[Raw records]
-- Begin --

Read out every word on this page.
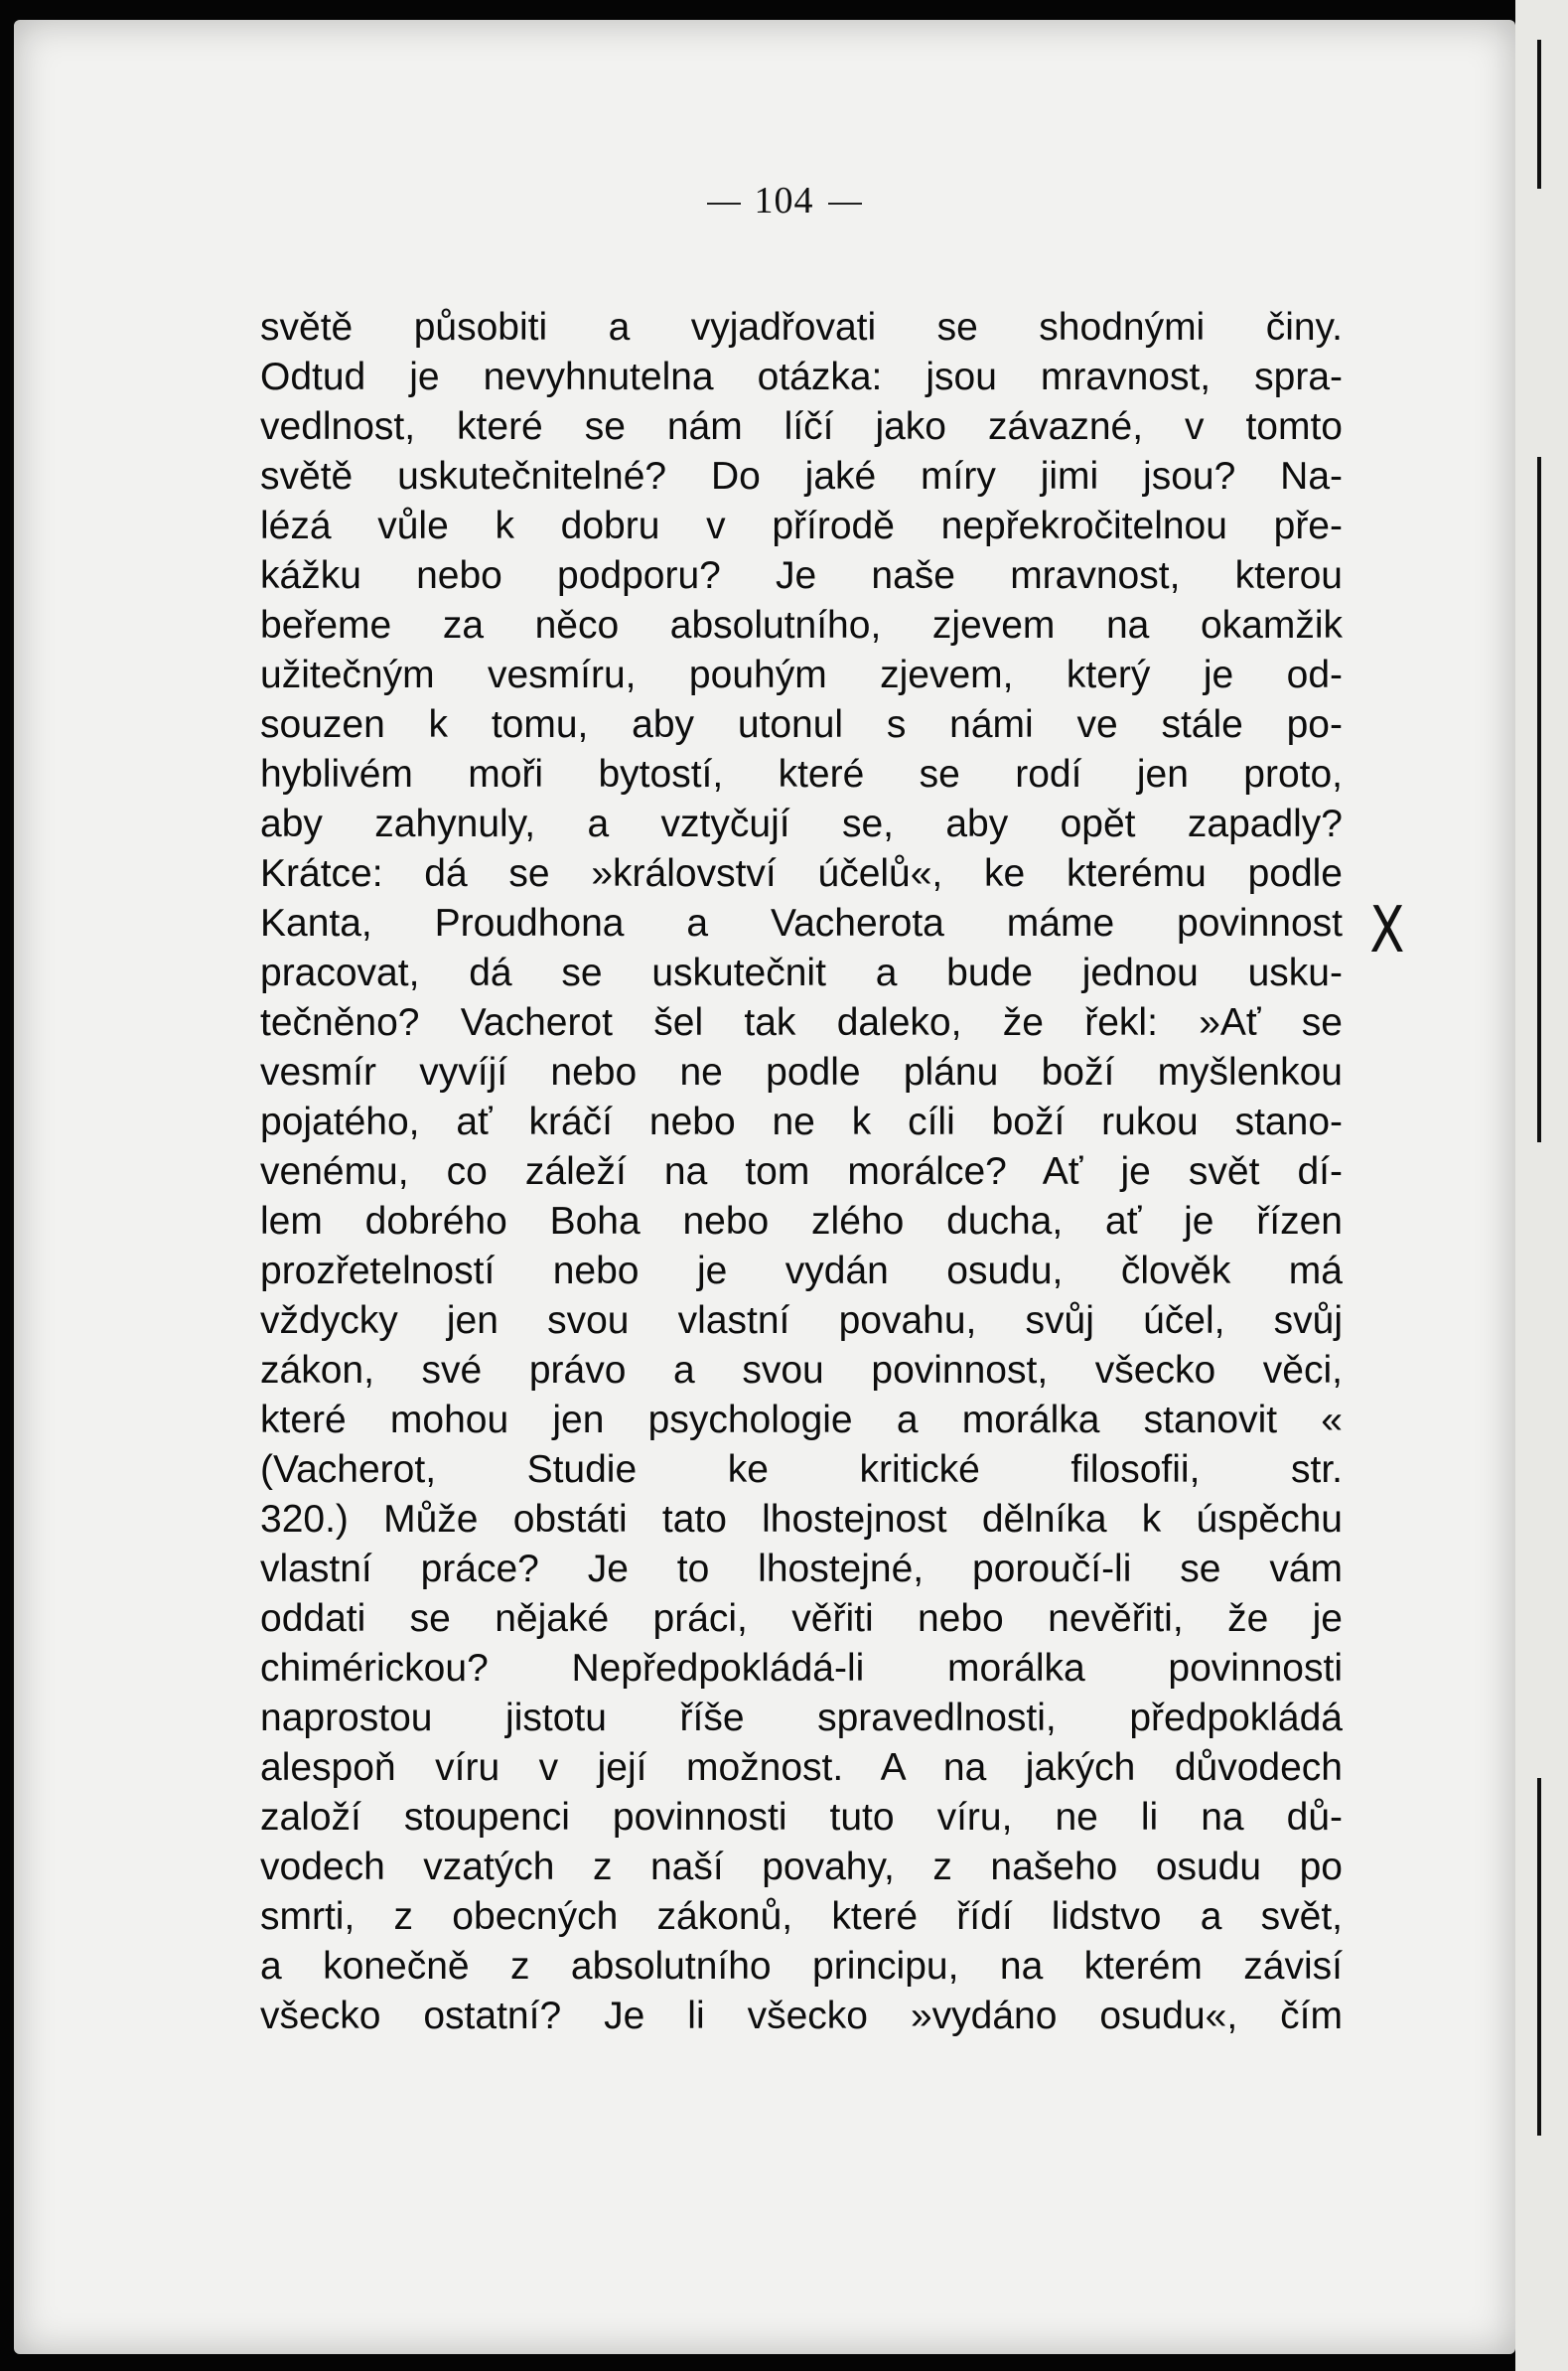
104
světě působiti a vyjadřovati se shodnými činy.
Odtud je nevyhnutelna otázka: jsou mravnost, spra-
vedlnost, které se nám líčí jako závazné, v tomto
světě uskutečnitelné? Do jaké míry jimi jsou? Na-
lézá vůle k dobru v přírodě nepřekročitelnou pře-
kážku nebo podporu? Je naše mravnost, kterou
beřeme za něco absolutního, zjevem na okamžik
užitečným vesmíru, pouhým zjevem, který je od-
souzen k tomu, aby utonul s námi ve stále po-
hyblivém moři bytostí, které se rodí jen proto,
aby zahynuly, a vztyčují se, aby opět zapadly?
Krátce: dá se »království účelů«, ke kterému podle
Kanta, Proudhona a Vacherota máme povinnost
pracovat, dá se uskutečnit a bude jednou usku-
tečněno? Vacherot šel tak daleko, že řekl: »Ať se
vesmír vyvíjí nebo ne podle plánu boží myšlenkou
pojatého, ať kráčí nebo ne k cíli boží rukou stano-
venému, co záleží na tom morálce? Ať je svět dí-
lem dobrého Boha nebo zlého ducha, ať je řízen
prozřetelností nebo je vydán osudu, člověk má
vždycky jen svou vlastní povahu, svůj účel, svůj
zákon, své právo a svou povinnost, všecko věci,
které mohou jen psychologie a morálka stanovit «
(Vacherot, Studie ke kritické filosofii, str.
320.) Může obstáti tato lhostejnost dělníka k úspěchu
vlastní práce? Je to lhostejné, poroučí-li se vám
oddati se nějaké práci, věřiti nebo nevěřiti, že je
chimérickou? Nepředpokládá-li morálka povinnosti
naprostou jistotu říše spravedlnosti, předpokládá
alespoň víru v její možnost. A na jakých důvodech
založí stoupenci povinnosti tuto víru, ne li na dů-
vodech vzatých z naší povahy, z našeho osudu po
smrti, z obecných zákonů, které řídí lidstvo a svět,
a konečně z absolutního principu, na kterém závisí
všecko ostatní? Je li všecko »vydáno osudu«, čím
X
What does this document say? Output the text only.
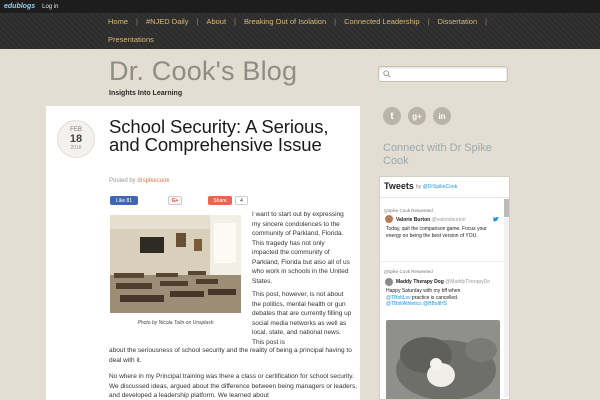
edublogs Log in
Home	|	#NJED Daily	|	About	|	Breaking Out of Isolation	|	Connected Leadership	|	Dissertation	|
Presentations
Dr. Cook's Blog
Insights Into Learning
FEB
18
2018
School Security: A Serious, and Comprehensive Issue
Posted by drspikecook
Like 81	G+	Share	4
Photo by Nicola Tolin on Unsplash
I want to start out by expressing my sincere condolences to the community of Parkland, Florida. This tragedy has not only impacted the community of Parkland, Florida but also all of us who work in schools in the United States.
This post, however, is not about the politics, mental health or gun debates that are currently filling up social media networks as well as local, state, and national news. This post is
about the seriousness of school security and the reality of being a principal having to deal with it.
No where in my Principal training was there a class or certification for school security. We discussed ideas, argued about the difference between being managers or leaders, and developed a leadership platform. We learned about
t	g+	in
Connect with Dr Spike Cook
Tweets by @DrSpikeCook
Spike Cook Retweeted
Valorie Burton @valorieburton
Today, quit the comparison game. Focus your energy on being the best version of YOU.
Spike Cook Retweeted
Maddy Therapy Dog @MaddyTherapyDo
Happy Saturday with my bff when
@TBoltLsv practice is cancelled.
@TBoltAthletics @BBoltHS
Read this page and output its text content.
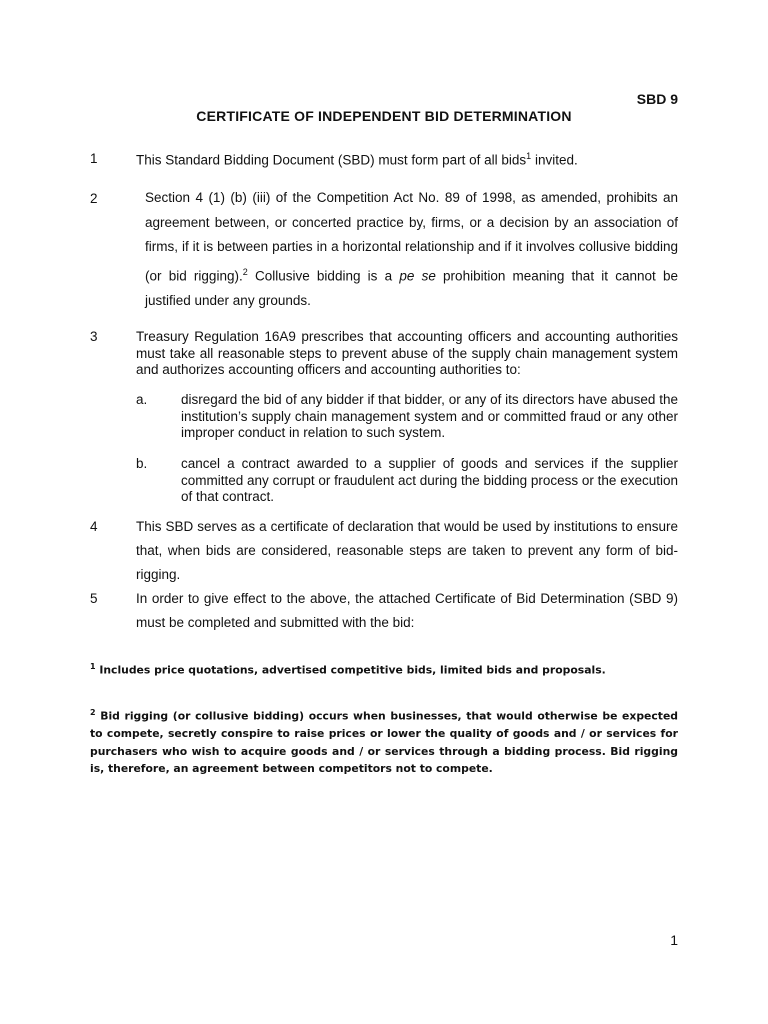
SBD 9
CERTIFICATE OF INDEPENDENT BID DETERMINATION
1	This Standard Bidding Document (SBD) must form part of all bids$^1$ invited.
2	Section 4 (1) (b) (iii) of the Competition Act No. 89 of 1998, as amended, prohibits an agreement between, or concerted practice by, firms, or a decision by an association of firms, if it is between parties in a horizontal relationship and if it involves collusive bidding (or bid rigging).$^2$ Collusive bidding is a pe se prohibition meaning that it cannot be justified under any grounds.
3	Treasury Regulation 16A9 prescribes that accounting officers and accounting authorities must take all reasonable steps to prevent abuse of the supply chain management system and authorizes accounting officers and accounting authorities to:
a. disregard the bid of any bidder if that bidder, or any of its directors have abused the institution’s supply chain management system and or committed fraud or any other improper conduct in relation to such system.
b. cancel a contract awarded to a supplier of goods and services if the supplier committed any corrupt or fraudulent act during the bidding process or the execution of that contract.
4	This SBD serves as a certificate of declaration that would be used by institutions to ensure that, when bids are considered, reasonable steps are taken to prevent any form of bid-rigging.
5	In order to give effect to the above, the attached Certificate of Bid Determination (SBD 9) must be completed and submitted with the bid:
$^1$ Includes price quotations, advertised competitive bids, limited bids and proposals.
$^2$ Bid rigging (or collusive bidding) occurs when businesses, that would otherwise be expected to compete, secretly conspire to raise prices or lower the quality of goods and / or services for purchasers who wish to acquire goods and / or services through a bidding process. Bid rigging is, therefore, an agreement between competitors not to compete.
1
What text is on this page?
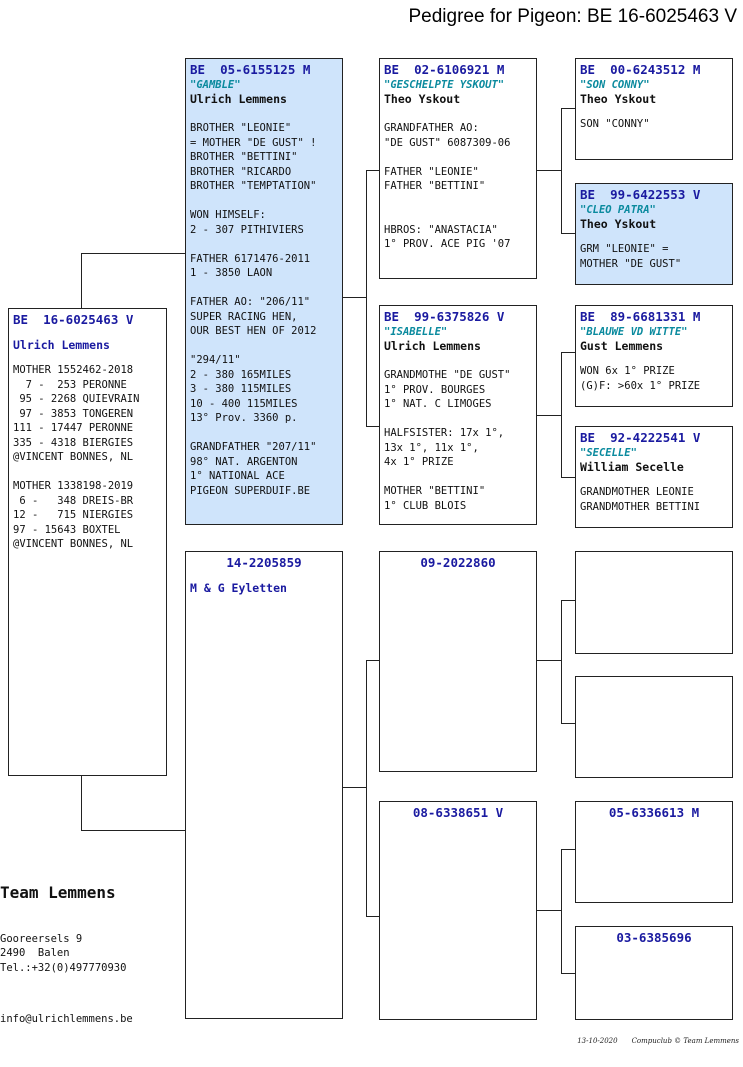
Pedigree for Pigeon: BE 16-6025463 V
BE  16-6025463 V
Ulrich Lemmens
MOTHER 1552462-2018
7 -  253 PERONNE
95 - 2268 QUIEVRAIN
97 - 3853 TONGEREN
111 - 17447 PERONNE
335 - 4318 BIERGIES
@VINCENT BONNES, NL

MOTHER 1338198-2019
6 -   348 DREIS-BR
12 -   715 NIERGIES
97 - 15643 BOXTEL
@VINCENT BONNES, NL
BE  05-6155125 M
"GAMBLE"
Ulrich Lemmens
BROTHER "LEONIE"
= MOTHER "DE GUST" !
BROTHER "BETTINI"
BROTHER "RICARDO
BROTHER "TEMPTATION"

WON HIMSELF:
2 - 307 PITHIVIERS

FATHER 6171476-2011
1 - 3850 LAON

FATHER AO: "206/11"
SUPER RACING HEN,
OUR BEST HEN OF 2012

"294/11"
2 - 380 165MILES
3 - 380 115MILES
10 - 400 115MILES
13° Prov. 3360 p.

GRANDFATHER "207/11"
98° NAT. ARGENTON
1° NATIONAL ACE
PIGEON SUPERDUIF.BE
14-2205859
M & G Eyletten
BE  02-6106921 M
"GESCHELPTE YSKOUT"
Theo Yskout
GRANDFATHER AO:
"DE GUST" 6087309-06

FATHER "LEONIE"
FATHER "BETTINI"

HBROS: "ANASTACIA"
1° PROV. ACE PIG '07
BE  99-6375826 V
"ISABELLE"
Ulrich Lemmens
GRANDMOTHE "DE GUST"
1° PROV. BOURGES
1° NAT. C LIMOGES

HALFSISTER: 17x 1°,
13x 1°, 11x 1°,
4x 1° PRIZE

MOTHER "BETTINI"
1° CLUB BLOIS
09-2022860
08-6338651 V
BE  00-6243512 M
"SON CONNY"
Theo Yskout
SON "CONNY"
BE  99-6422553 V
"CLEO PATRA"
Theo Yskout
GRM "LEONIE" =
MOTHER "DE GUST"
BE  89-6681331 M
"BLAUWE VD WITTE"
Gust Lemmens
WON 6x 1° PRIZE
(G)F: >60x 1° PRIZE
BE  92-4222541 V
"SECELLE"
William Secelle
GRANDMOTHER LEONIE
GRANDMOTHER BETTINI
05-6336613 M
03-6385696

Team Lemmens

Gooreersels 9
2490  Balen
Tel.:+32(0)497770930

info@ulrichlemmens.be

13-10-2020 Compuclub © Team Lemmens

-- End --

Task directions. The word "text" may appear on some lines. Report how many lines hold it, giving the number alone.

Output. 3